++++ DOCUMENT SEGMENT

Step 7. Remember that we went over the DAG. It is what provides the fault tolerance in Spark. Nodes can re-compute its state by borrowing the DAG from a neighboring node. You can view the graph of an RDD using the toDebugString command.

info.toDebugString

Note: Occasionally, it may seem like the shell has not returned back the prompt. In that case, just hit the Enter key and the prompt will show back up. 

1.2.2 Joining RDDs

Step 8. Next, you are going to create RDDs for the README and the CHANGES file.

val readmeFile = sc.textFile("input/tmp/README.md") 

val changesFile = sc.textFile("input/tmp/CHANGES.txt") 

Step 9. How many Spark keywords are in each file?

readmeFile.filter(line => line.contains("Spark")).count() 

changesFile.filter(line => line.contains("Spark")).count()

Step 10. Now do a WordCount on each RDD so that the results are (K,V) pairs of (word,count)

val readmeCount = readmeFile.flatMap(line => line.split(" ")).map(word => (word, 1)).reduceByKey(_ + _) 

val changesCount = changesFile.flatMap(line => line.split(" ")).map(word => (word, 1)).reduceByKey(_ + _)

Step 11. To see the array for either of them, just call the collect function on it.

readmeCount.collect()       

changesCount.collect()

Step 12. Now let’s join these two RDDs together to get a collective set. The join function combines the two datasets (K,V) and (K,W) together and get (K, (V,W)). Let’s join these two counts together

val joined = readmeCount.join(changesCount)

Step 13. Cache the joined dataset.

joined.cache()

Step 14. Print the value to the console

joined.collect.foreach(println) 

Step 15. Let’s combine the values together to get the total count. The operations in this command tells Spark to combine the go from (K,V) and (K,W) to (K, V+W). The ._ notation is a way to access the value on that particular index of the key value pair.

val joinedSum = joined.map(k => (k._1, (k._2)._1 + (k._2)._2))       

joinedSum.collect() 

Step 16. To check if it is correct, print the first five elements from the joined and the joinedSum RDD

joined.take(5).foreach(println)       

joinedSum.take(5).foreach(println)

1.2.3 Shared variables

Broadcast variables are useful for when you have a large dataset that you want to use across all the worker nodes. Instead of having to send out the entire dataset, only the variable is sent out.

Step 17. In the same shell from the last section, create a broadcast variable. Type in

val broadcastVar = sc.broadcast(Array(1,2,3)) 

Step 18. To get the value, type in:

broadcastVar.value 

Accumulators are variables that can only be added through an associative operation. It is used to implement counters and sum efficiently in parallel. Spark natively supports numeric type accumulators and standard mutable collections. Programmers can extend these for new types. Only the driver can read the values of the accumulators. The workers can only invoke it to increment the value.

Step 19. Create the accumulator variable. Type in:

val accum = sc.accumulator(0)

Step 20. Next parallelize an array of four integers and run it through a loop to add each integer value to the accumulator variable. Type in:

sc.parallelize(Array(1,2,3,4)).foreach(x => accum += x)

Step 21. To get the current value of the accumulator variable, type in:

accum.value 

You should get a value of 10.

This command can only be invoked on the driver side. The worker nodes can only increment the accumulator.

1.2.4 Key-value pairs

You have already seen a bit about key-value pairs in the Joining RDD section. Here is a brief example of how to create a key-value pair and access its values. Remember that certain operations such as map and reduce only works on key-value pairs.

Step 22. Create a key-value pair of two characters. Type in:

val pair = ('a', 'b')

Step 23. To access the value of the first index, type in:

pair._1

Step 24. To access the value of the second index, type in:

pair._2

Step 25. Quit the Scala shell by typing in

CTRL + D

Summary

Having completed this exercise, you should now be able perform various RDD operations, view the DAG of an RDD and also perform join operations to combine two datasets into one. You should be able to user shared variables such as broadcast and accumulators. Finally, you saw how to use Spark and Scala to determine the top ten taxis based on the numbers of trips from a sample dataset.

++++++++
++++ INFORMATION PROVIDED

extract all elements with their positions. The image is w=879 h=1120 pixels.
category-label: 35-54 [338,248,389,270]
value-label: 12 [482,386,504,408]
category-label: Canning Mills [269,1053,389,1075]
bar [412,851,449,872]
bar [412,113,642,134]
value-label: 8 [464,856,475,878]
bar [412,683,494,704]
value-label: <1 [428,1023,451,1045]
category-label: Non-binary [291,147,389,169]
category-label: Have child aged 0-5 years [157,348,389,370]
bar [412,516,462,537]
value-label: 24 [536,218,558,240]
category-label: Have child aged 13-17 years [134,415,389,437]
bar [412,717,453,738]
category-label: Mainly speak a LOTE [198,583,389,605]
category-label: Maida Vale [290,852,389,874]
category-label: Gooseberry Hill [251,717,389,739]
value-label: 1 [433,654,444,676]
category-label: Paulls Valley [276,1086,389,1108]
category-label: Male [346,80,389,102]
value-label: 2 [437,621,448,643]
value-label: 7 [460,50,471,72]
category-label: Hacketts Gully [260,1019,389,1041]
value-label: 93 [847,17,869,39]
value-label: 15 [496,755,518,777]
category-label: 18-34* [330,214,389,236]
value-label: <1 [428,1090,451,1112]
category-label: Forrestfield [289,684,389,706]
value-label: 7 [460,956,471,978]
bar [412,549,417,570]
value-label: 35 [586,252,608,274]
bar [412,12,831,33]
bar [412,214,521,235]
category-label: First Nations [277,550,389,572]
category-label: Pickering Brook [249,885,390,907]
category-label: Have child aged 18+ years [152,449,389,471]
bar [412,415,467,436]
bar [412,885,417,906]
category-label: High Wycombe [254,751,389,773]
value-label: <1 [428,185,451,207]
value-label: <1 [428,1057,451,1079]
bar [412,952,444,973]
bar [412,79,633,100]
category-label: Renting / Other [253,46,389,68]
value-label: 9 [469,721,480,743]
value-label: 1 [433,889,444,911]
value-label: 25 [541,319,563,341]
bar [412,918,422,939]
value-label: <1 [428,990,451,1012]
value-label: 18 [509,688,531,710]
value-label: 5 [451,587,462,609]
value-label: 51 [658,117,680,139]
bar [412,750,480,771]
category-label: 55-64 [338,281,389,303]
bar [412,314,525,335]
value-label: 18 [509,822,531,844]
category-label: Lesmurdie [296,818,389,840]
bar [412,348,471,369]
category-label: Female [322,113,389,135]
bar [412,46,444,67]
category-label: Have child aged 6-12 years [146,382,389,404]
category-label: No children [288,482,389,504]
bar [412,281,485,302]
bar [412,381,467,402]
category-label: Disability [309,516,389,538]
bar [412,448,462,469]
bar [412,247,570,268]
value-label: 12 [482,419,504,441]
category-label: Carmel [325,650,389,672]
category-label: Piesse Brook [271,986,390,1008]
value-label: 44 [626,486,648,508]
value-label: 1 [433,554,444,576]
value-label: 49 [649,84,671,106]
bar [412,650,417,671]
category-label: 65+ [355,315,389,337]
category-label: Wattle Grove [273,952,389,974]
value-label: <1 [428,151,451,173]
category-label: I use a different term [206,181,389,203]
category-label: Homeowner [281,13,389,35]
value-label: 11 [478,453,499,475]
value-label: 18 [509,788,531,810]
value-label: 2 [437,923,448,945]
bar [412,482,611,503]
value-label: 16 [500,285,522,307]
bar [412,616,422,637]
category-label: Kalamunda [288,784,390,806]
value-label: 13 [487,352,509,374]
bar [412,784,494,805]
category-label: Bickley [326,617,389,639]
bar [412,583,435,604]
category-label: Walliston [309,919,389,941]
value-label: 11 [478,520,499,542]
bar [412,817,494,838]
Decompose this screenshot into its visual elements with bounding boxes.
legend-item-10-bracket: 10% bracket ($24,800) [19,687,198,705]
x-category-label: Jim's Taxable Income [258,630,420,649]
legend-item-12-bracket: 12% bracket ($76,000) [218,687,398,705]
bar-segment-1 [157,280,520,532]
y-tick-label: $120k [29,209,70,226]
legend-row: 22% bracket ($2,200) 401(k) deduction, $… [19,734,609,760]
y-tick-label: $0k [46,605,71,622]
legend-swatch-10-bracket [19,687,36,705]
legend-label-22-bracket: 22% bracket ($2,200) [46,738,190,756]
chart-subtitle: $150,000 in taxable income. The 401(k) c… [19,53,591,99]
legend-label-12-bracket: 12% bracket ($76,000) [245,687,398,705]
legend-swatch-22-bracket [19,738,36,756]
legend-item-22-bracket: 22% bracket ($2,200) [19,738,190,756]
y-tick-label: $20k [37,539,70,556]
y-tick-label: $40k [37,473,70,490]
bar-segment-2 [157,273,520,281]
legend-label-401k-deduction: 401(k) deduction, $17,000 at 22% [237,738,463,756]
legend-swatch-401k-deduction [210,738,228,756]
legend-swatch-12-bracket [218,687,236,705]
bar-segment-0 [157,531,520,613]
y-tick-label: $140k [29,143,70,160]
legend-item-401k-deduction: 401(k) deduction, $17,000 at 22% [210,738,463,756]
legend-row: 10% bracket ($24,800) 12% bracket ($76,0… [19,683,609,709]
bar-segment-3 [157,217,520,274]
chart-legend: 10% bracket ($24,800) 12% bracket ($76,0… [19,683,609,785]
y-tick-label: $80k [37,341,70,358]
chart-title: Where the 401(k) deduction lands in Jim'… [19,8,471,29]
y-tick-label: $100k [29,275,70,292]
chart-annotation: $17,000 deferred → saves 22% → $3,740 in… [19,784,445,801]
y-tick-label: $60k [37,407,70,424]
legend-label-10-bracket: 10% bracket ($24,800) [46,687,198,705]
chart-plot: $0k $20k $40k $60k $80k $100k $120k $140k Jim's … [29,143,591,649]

++++++++

• EXERCISE OBJECTIVE:
Transcribe verbatim the passage of the Spark exercise starting with "Step 20. Next" and going on through "increment the accumulator.".

• SOLUTION TO THIS PROBLEM:
Step 20. Next parallelize an array of four integers and run it through a loop to add each integer value to the accumulator variable. Type in:

sc.parallelize(Array(1,2,3,4)).foreach(x => accum += x)

Step 21. To get the current value of the accumulator variable, type in:

accum.value 

You should get a value of 10.

This command can only be invoked on the driver side. The worker nodes can only increment the accumulator.